[Structured figure records]
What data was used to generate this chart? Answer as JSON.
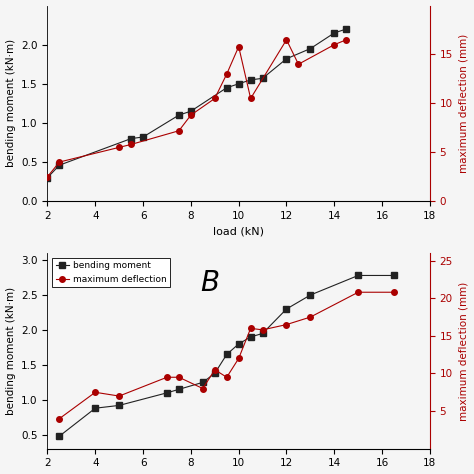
{
  "top": {
    "bm_x": [
      2.0,
      2.5,
      5.5,
      6.0,
      7.5,
      8.0,
      9.5,
      10.0,
      10.5,
      11.0,
      12.0,
      13.0,
      14.0,
      14.5
    ],
    "bm_y": [
      0.3,
      0.46,
      0.8,
      0.82,
      1.1,
      1.15,
      1.45,
      1.5,
      1.55,
      1.57,
      1.82,
      1.95,
      2.15,
      2.2
    ],
    "def_x": [
      2.0,
      2.5,
      5.0,
      5.5,
      7.5,
      8.0,
      9.0,
      9.5,
      10.0,
      10.5,
      12.0,
      12.5,
      14.0,
      14.5
    ],
    "def_y": [
      2.5,
      4.0,
      5.5,
      5.8,
      7.2,
      8.8,
      10.5,
      13.0,
      15.8,
      10.5,
      16.5,
      14.0,
      16.0,
      16.5
    ],
    "xlabel": "load (kN)",
    "ylabel_left": "bending moment (kN·m)",
    "ylabel_right": "maximum deflection (mm)",
    "xlim": [
      2,
      18
    ],
    "ylim_left": [
      0.0,
      2.5
    ],
    "ylim_right": [
      0,
      20
    ],
    "xticks": [
      2,
      4,
      6,
      8,
      10,
      12,
      14,
      16,
      18
    ],
    "yticks_left": [
      0.0,
      0.5,
      1.0,
      1.5,
      2.0
    ],
    "yticks_right": [
      0,
      5,
      10,
      15
    ]
  },
  "bottom": {
    "bm_x": [
      2.5,
      4.0,
      5.0,
      7.0,
      7.5,
      8.5,
      9.0,
      9.5,
      10.0,
      10.5,
      11.0,
      12.0,
      13.0,
      15.0,
      16.5
    ],
    "bm_y": [
      0.48,
      0.88,
      0.92,
      1.1,
      1.15,
      1.25,
      1.38,
      1.65,
      1.8,
      1.9,
      1.95,
      2.3,
      2.5,
      2.78,
      2.78
    ],
    "def_x": [
      2.5,
      4.0,
      5.0,
      7.0,
      7.5,
      8.5,
      9.0,
      9.5,
      10.0,
      10.5,
      11.0,
      12.0,
      13.0,
      15.0,
      16.5
    ],
    "def_y": [
      4.0,
      7.5,
      7.0,
      9.5,
      9.5,
      8.0,
      10.5,
      9.5,
      12.0,
      16.0,
      15.8,
      16.5,
      17.5,
      20.8,
      20.8
    ],
    "xlabel": "",
    "ylabel_left": "bending moment (kN·m)",
    "ylabel_right": "maximum deflection (mm)",
    "xlim": [
      2,
      18
    ],
    "ylim_left": [
      0.3,
      3.1
    ],
    "ylim_right": [
      0,
      26
    ],
    "xticks": [
      2,
      4,
      6,
      8,
      10,
      12,
      14,
      16,
      18
    ],
    "yticks_left": [
      0.5,
      1.0,
      1.5,
      2.0,
      2.5,
      3.0
    ],
    "yticks_right": [
      5,
      10,
      15,
      20,
      25
    ],
    "label_bm": "bending moment",
    "label_def": "maximum deflection",
    "panel_label": "B"
  },
  "line_color_black": "#222222",
  "line_color_red": "#aa0000",
  "bg_color": "#f5f5f5",
  "marker_black": "s",
  "marker_red": "o",
  "markersize": 4,
  "linewidth": 0.8
}
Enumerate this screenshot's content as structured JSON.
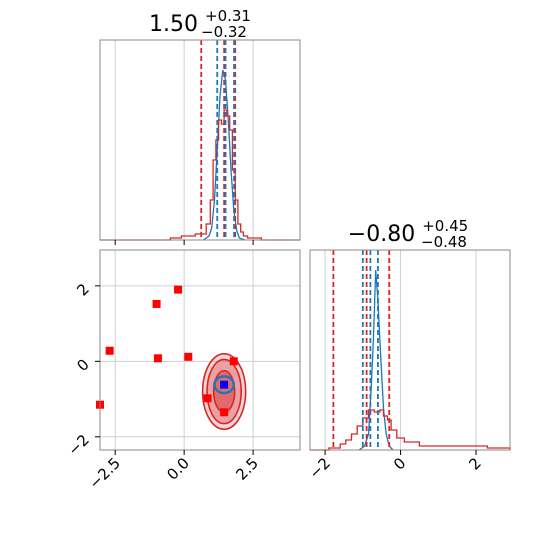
{
  "chart_data": [
    {
      "type": "line",
      "panel": "histogram-x",
      "title": "1.50",
      "title_upper": "+0.31",
      "title_lower": "−0.32",
      "xlim": [
        -3.05,
        4.2
      ],
      "grid": true,
      "series": [
        {
          "color": "#1f77b4",
          "style": "smooth",
          "x": [
            0.7,
            0.9,
            1.0,
            1.1,
            1.2,
            1.3,
            1.4,
            1.5,
            1.6,
            1.7,
            1.8,
            1.9,
            2.0,
            2.2
          ],
          "values": [
            0,
            0.02,
            0.06,
            0.2,
            0.45,
            0.72,
            0.85,
            0.8,
            0.6,
            0.35,
            0.15,
            0.05,
            0.01,
            0
          ]
        },
        {
          "color": "#d62728",
          "style": "step",
          "x": [
            -3.05,
            -1.0,
            -0.5,
            -0.1,
            0.4,
            0.8,
            0.95,
            1.05,
            1.15,
            1.25,
            1.35,
            1.45,
            1.55,
            1.65,
            1.75,
            1.85,
            1.95,
            2.05,
            2.15,
            2.3,
            2.6,
            2.8,
            4.2
          ],
          "values": [
            0,
            0,
            0.01,
            0.02,
            0.03,
            0.08,
            0.2,
            0.4,
            0.5,
            0.6,
            0.58,
            0.65,
            0.62,
            0.55,
            0.35,
            0.2,
            0.08,
            0.04,
            0.02,
            0.01,
            0.01,
            0,
            0
          ]
        }
      ],
      "vlines_blue": [
        1.2,
        1.5,
        1.81
      ],
      "vlines_red": [
        0.62,
        1.45,
        1.85
      ]
    },
    {
      "type": "scatter",
      "panel": "joint",
      "xlim": [
        -3.05,
        4.2
      ],
      "ylim": [
        -2.35,
        2.95
      ],
      "xticks": [
        -2.5,
        0.0,
        2.5
      ],
      "xtick_labels": [
        "−2.5",
        "0.0",
        "2.5"
      ],
      "yticks": [
        -2,
        0,
        2
      ],
      "ytick_labels": [
        "−2",
        "0",
        "2"
      ],
      "grid": true,
      "red_squares": [
        {
          "x": -3.05,
          "y": -1.15
        },
        {
          "x": -2.7,
          "y": 0.28
        },
        {
          "x": -1.0,
          "y": 1.52
        },
        {
          "x": -0.22,
          "y": 1.9
        },
        {
          "x": -0.95,
          "y": 0.08
        },
        {
          "x": 0.15,
          "y": 0.12
        },
        {
          "x": 0.85,
          "y": -0.98
        },
        {
          "x": 1.45,
          "y": -1.35
        },
        {
          "x": 1.8,
          "y": 0.0
        }
      ],
      "blue_square": {
        "x": 1.45,
        "y": -0.62
      },
      "contour_center": {
        "x": 1.45,
        "y": -0.8
      },
      "contours_red": [
        [
          0.78,
          1.0
        ],
        [
          0.62,
          0.85
        ],
        [
          0.38,
          0.55
        ]
      ],
      "contour_blue": [
        0.35,
        0.22
      ]
    },
    {
      "type": "line",
      "panel": "histogram-y",
      "title": "−0.80",
      "title_upper": "+0.45",
      "title_lower": "−0.48",
      "xlim": [
        -2.4,
        2.9
      ],
      "xticks": [
        -2,
        0,
        2
      ],
      "xtick_labels": [
        "−2",
        "0",
        "2"
      ],
      "grid": true,
      "series": [
        {
          "color": "#1f77b4",
          "style": "smooth",
          "x": [
            -1.1,
            -0.95,
            -0.85,
            -0.78,
            -0.72,
            -0.66,
            -0.6,
            -0.52,
            -0.45,
            -0.38,
            -0.3,
            -0.2
          ],
          "values": [
            0,
            0.02,
            0.08,
            0.3,
            0.55,
            0.9,
            0.75,
            0.45,
            0.2,
            0.08,
            0.02,
            0
          ]
        },
        {
          "color": "#d62728",
          "style": "step",
          "x": [
            -2.4,
            -1.9,
            -1.6,
            -1.45,
            -1.3,
            -1.15,
            -1.0,
            -0.85,
            -0.7,
            -0.55,
            -0.45,
            -0.35,
            -0.25,
            -0.1,
            0.1,
            0.5,
            1.0,
            1.5,
            2.0,
            2.3,
            2.9
          ],
          "values": [
            0,
            0.01,
            0.03,
            0.05,
            0.08,
            0.12,
            0.16,
            0.2,
            0.19,
            0.2,
            0.17,
            0.15,
            0.1,
            0.06,
            0.04,
            0.02,
            0.02,
            0.02,
            0.02,
            0.01,
            0
          ]
        }
      ],
      "vlines_blue": [
        -1.0,
        -0.8,
        -0.6
      ],
      "vlines_red": [
        -1.78,
        -0.9,
        -0.3
      ]
    }
  ]
}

# WORK TO COMPLETE:
Count the lines in the material above where the string "JSON" appears, then state only that count.

# TASK SOLUTION:
2